EXERCISE PROMPT:
Reproduce the listing word for word. Skip any image.

[START RECORDS PROVIDED]

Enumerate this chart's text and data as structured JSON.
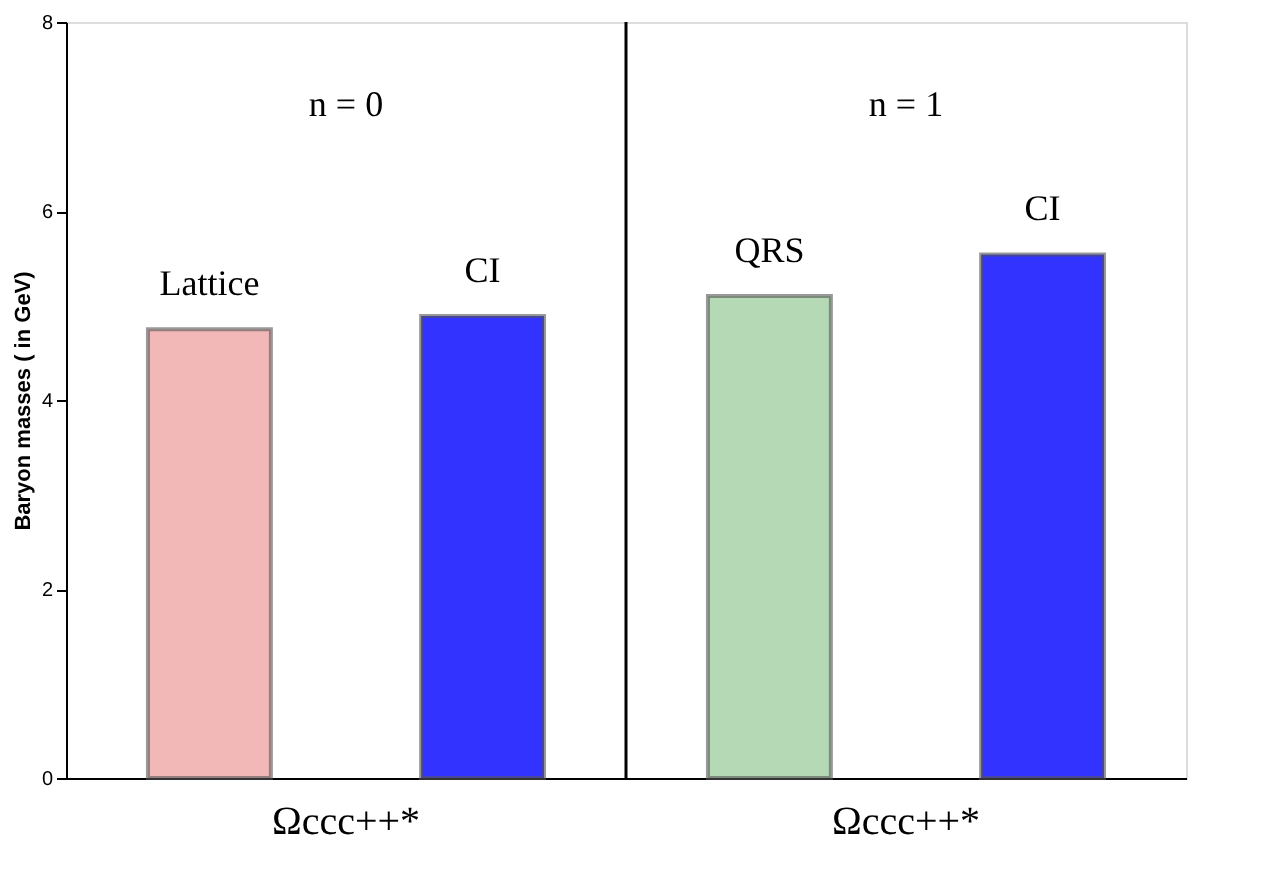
{
  "chart_data": {
    "type": "bar",
    "ylabel": "Baryon masses ( in GeV)",
    "categories": [
      "Ωccc++*",
      "Ωccc++*"
    ],
    "series": [
      {
        "name": "Lattice",
        "color": "#f2b8b8",
        "values": [
          4.75,
          null
        ]
      },
      {
        "name": "CI",
        "color": "#3333ff",
        "values": [
          4.89,
          null
        ]
      },
      {
        "name": "QRS",
        "color": "#b5d9b5",
        "values": [
          null,
          5.1
        ]
      },
      {
        "name": "CI",
        "color": "#3333ff",
        "values": [
          null,
          5.54
        ]
      }
    ],
    "ylim": [
      0,
      8
    ],
    "yticks": [
      0,
      2,
      4,
      6,
      8
    ],
    "annotations": [
      "n = 0",
      "n = 1"
    ],
    "grid": false
  }
}
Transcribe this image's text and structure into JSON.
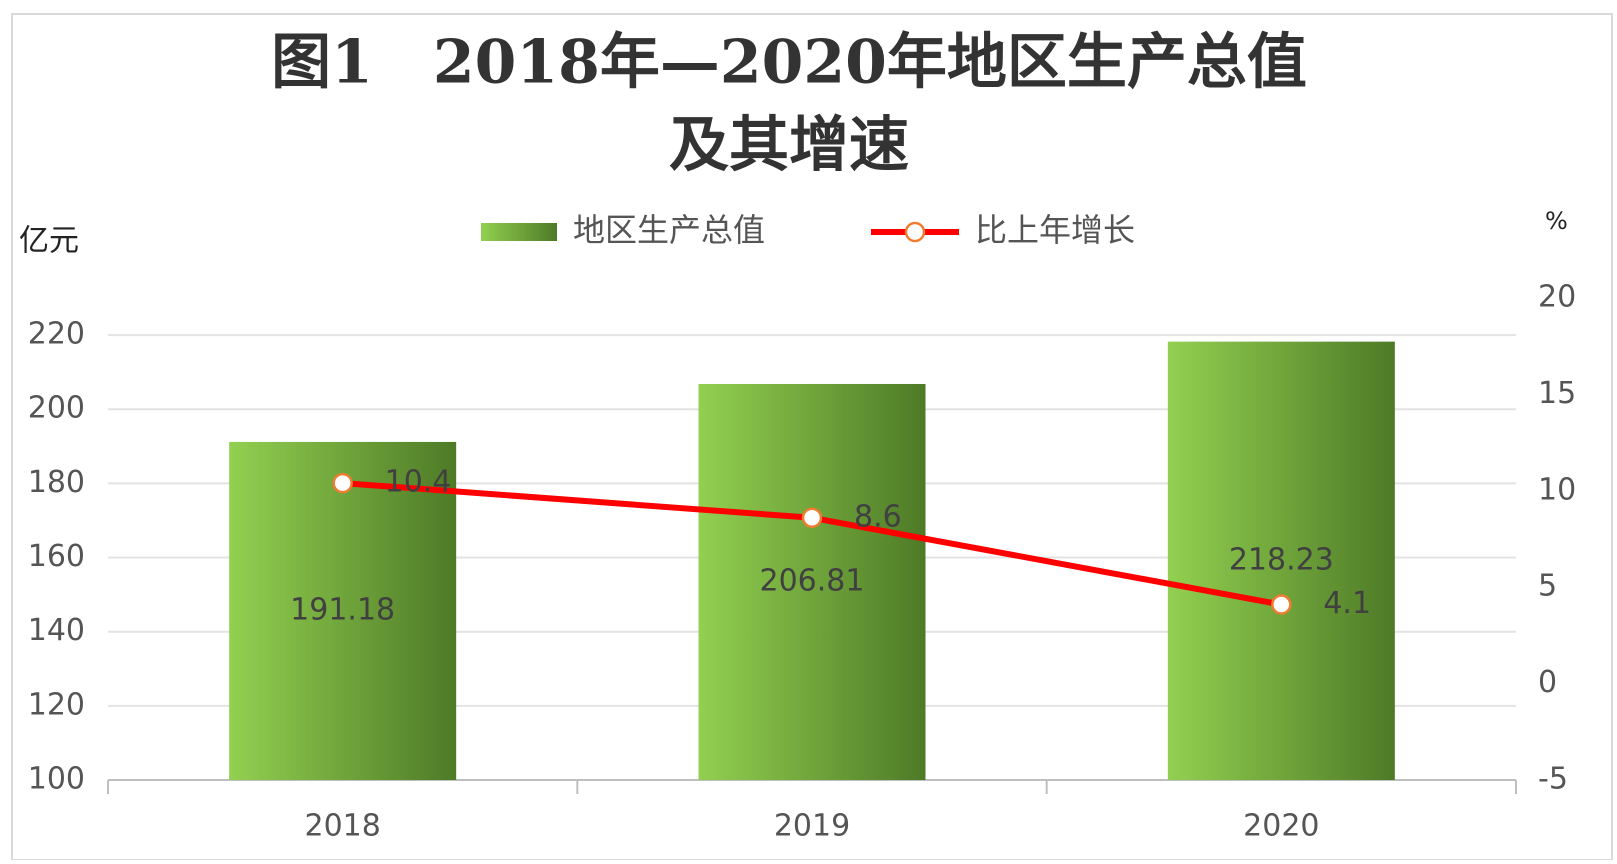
{
  "chart_data": {
    "type": "bar",
    "title": [
      "图1　2018年—2020年地区生产总值",
      "及其增速"
    ],
    "y_label": "亿元",
    "y2_label": "%",
    "categories": [
      "2018",
      "2019",
      "2020"
    ],
    "series": [
      {
        "name": "地区生产总值",
        "type": "bar",
        "color": "#92d050",
        "values": [
          191.18,
          206.81,
          218.23
        ],
        "value_labels": [
          "191.18",
          "206.81",
          "218.23"
        ]
      },
      {
        "name": "比上年增长",
        "type": "line",
        "axis": "y2",
        "color": "#ff0000",
        "marker_color": "#ed7d31",
        "values": [
          10.4,
          8.6,
          4.1
        ],
        "value_labels": [
          "10.4",
          "8.6",
          "4.1"
        ]
      }
    ],
    "ylim": [
      100,
      230
    ],
    "yticks": [
      100,
      120,
      140,
      160,
      180,
      200,
      220
    ],
    "y2lim": [
      -5,
      20
    ],
    "y2ticks": [
      -5,
      0,
      5,
      10,
      15,
      20
    ],
    "grid": true,
    "legend": "top"
  }
}
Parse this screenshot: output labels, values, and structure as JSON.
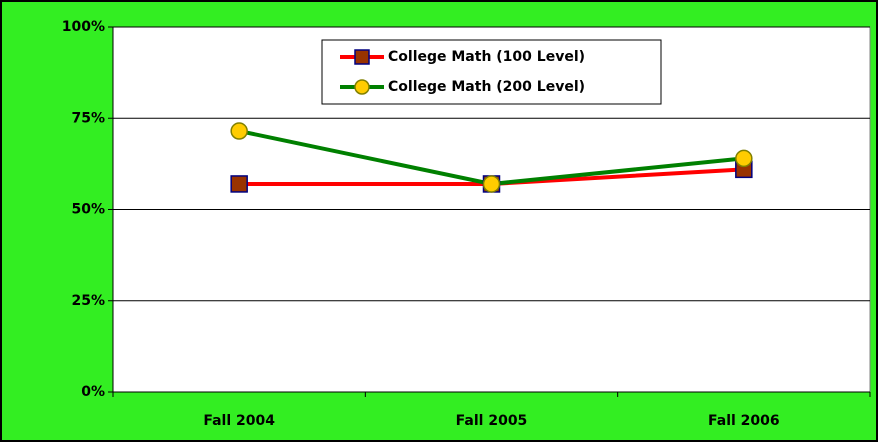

[END RECORDS PROVIDED]

SOLVED PROBLEM:
Enumerate this chart's text and data as structured JSON.
{
  "chart_data": {
    "type": "bar",
    "ylabel": "Baryon masses ( in GeV)",
    "categories": [
      "Ωccc++*",
      "Ωccc++*"
    ],
    "series": [
      {
        "name": "Lattice",
        "color": "#f2b8b8",
        "values": [
          4.75,
          null
        ]
      },
      {
        "name": "CI",
        "color": "#3333ff",
        "values": [
          4.89,
          null
        ]
      },
      {
        "name": "QRS",
        "color": "#b5d9b5",
        "values": [
          null,
          5.1
        ]
      },
      {
        "name": "CI",
        "color": "#3333ff",
        "values": [
          null,
          5.54
        ]
      }
    ],
    "ylim": [
      0,
      8
    ],
    "yticks": [
      0,
      2,
      4,
      6,
      8
    ],
    "annotations": [
      "n = 0",
      "n = 1"
    ],
    "grid": false
  }
}
Transcribe this image's text and structure into JSON.
{
  "chart_data": {
    "type": "bar",
    "title": [
      "图1　2018年—2020年地区生产总值",
      "及其增速"
    ],
    "y_label": "亿元",
    "y2_label": "%",
    "categories": [
      "2018",
      "2019",
      "2020"
    ],
    "series": [
      {
        "name": "地区生产总值",
        "type": "bar",
        "color": "#92d050",
        "values": [
          191.18,
          206.81,
          218.23
        ],
        "value_labels": [
          "191.18",
          "206.81",
          "218.23"
        ]
      },
      {
        "name": "比上年增长",
        "type": "line",
        "axis": "y2",
        "color": "#ff0000",
        "marker_color": "#ed7d31",
        "values": [
          10.4,
          8.6,
          4.1
        ],
        "value_labels": [
          "10.4",
          "8.6",
          "4.1"
        ]
      }
    ],
    "ylim": [
      100,
      230
    ],
    "yticks": [
      100,
      120,
      140,
      160,
      180,
      200,
      220
    ],
    "y2lim": [
      -5,
      20
    ],
    "y2ticks": [
      -5,
      0,
      5,
      10,
      15,
      20
    ],
    "grid": true,
    "legend": "top"
  }
}
Parse this screenshot: output labels, values, and structure as JSON.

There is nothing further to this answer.